WRITTEN TASK> Copy all of the material exactly. Pictures are not to appear in the copy.

GIVEN DATA>

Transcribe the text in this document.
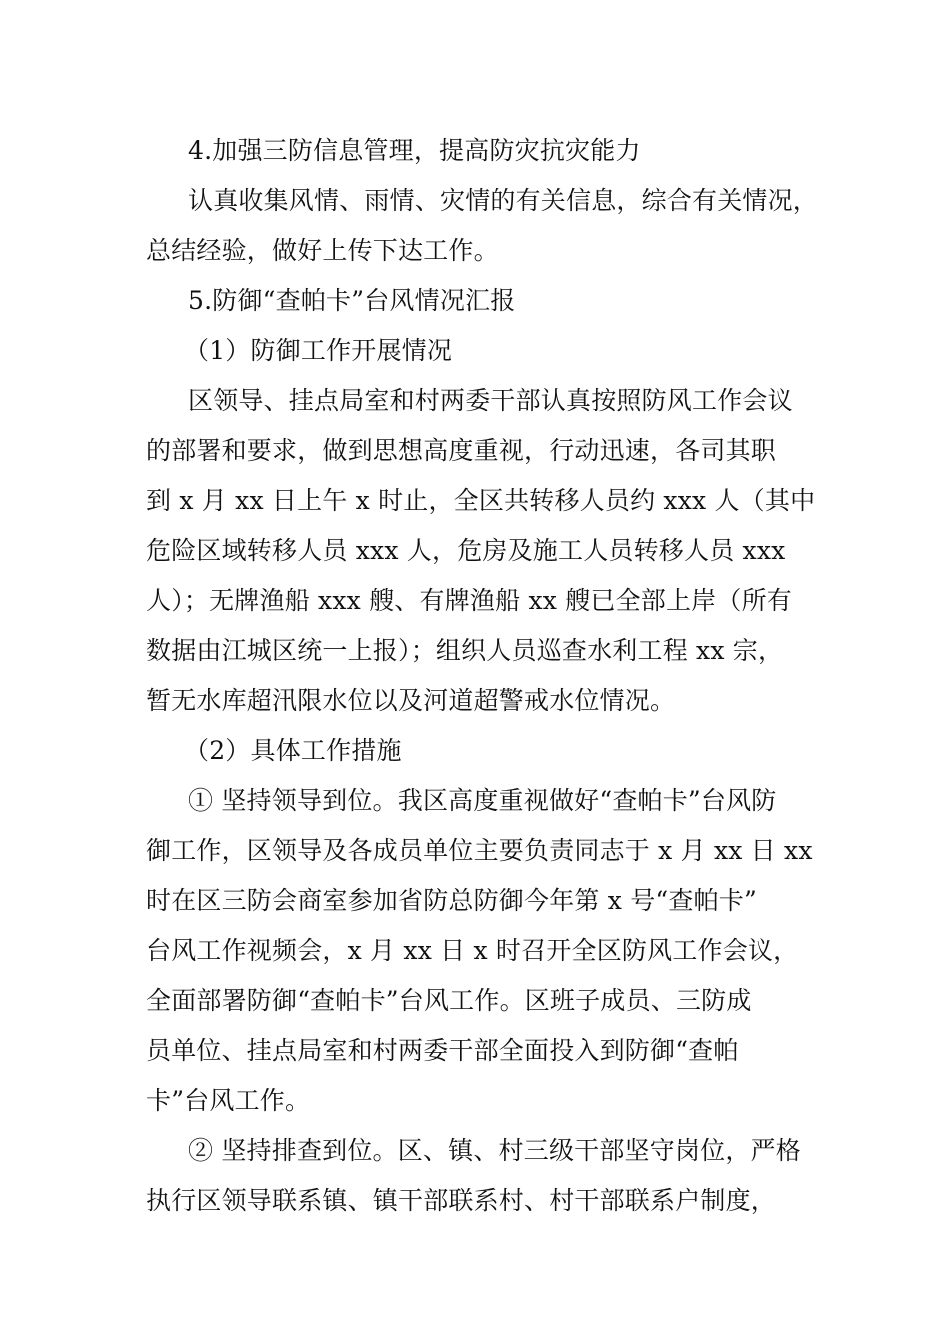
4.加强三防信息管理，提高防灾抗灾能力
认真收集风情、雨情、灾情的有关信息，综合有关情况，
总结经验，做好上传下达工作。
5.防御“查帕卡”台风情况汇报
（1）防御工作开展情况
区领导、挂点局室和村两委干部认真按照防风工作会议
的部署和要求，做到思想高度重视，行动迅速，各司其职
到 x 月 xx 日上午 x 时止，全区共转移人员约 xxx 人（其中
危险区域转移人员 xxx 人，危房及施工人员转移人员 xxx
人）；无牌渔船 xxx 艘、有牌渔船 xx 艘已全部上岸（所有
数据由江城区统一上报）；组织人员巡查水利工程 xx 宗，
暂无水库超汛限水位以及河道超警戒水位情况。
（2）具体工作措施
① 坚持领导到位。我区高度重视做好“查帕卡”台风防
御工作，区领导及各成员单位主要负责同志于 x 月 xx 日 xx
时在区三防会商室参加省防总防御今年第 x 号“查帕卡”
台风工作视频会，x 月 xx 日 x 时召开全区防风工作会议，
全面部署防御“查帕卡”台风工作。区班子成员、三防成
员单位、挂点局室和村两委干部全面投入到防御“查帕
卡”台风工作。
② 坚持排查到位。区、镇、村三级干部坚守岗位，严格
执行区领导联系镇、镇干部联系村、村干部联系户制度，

EXERCISE OUTPUT>
Transcribe the text in this document.
4.加强三防信息管理，提高防灾抗灾能力
认真收集风情、雨情、灾情的有关信息，综合有关情况，
总结经验，做好上传下达工作。
5.防御“查帕卡”台风情况汇报
（1）防御工作开展情况
区领导、挂点局室和村两委干部认真按照防风工作会议
的部署和要求，做到思想高度重视，行动迅速，各司其职
到 x 月 xx 日上午 x 时止，全区共转移人员约 xxx 人（其中
危险区域转移人员 xxx 人，危房及施工人员转移人员 xxx
人）；无牌渔船 xxx 艘、有牌渔船 xx 艘已全部上岸（所有
数据由江城区统一上报）；组织人员巡查水利工程 xx 宗，
暂无水库超汛限水位以及河道超警戒水位情况。
（2）具体工作措施
① 坚持领导到位。我区高度重视做好“查帕卡”台风防
御工作，区领导及各成员单位主要负责同志于 x 月 xx 日 xx
时在区三防会商室参加省防总防御今年第 x 号“查帕卡”
台风工作视频会，x 月 xx 日 x 时召开全区防风工作会议，
全面部署防御“查帕卡”台风工作。区班子成员、三防成
员单位、挂点局室和村两委干部全面投入到防御“查帕
卡”台风工作。
② 坚持排查到位。区、镇、村三级干部坚守岗位，严格
执行区领导联系镇、镇干部联系村、村干部联系户制度，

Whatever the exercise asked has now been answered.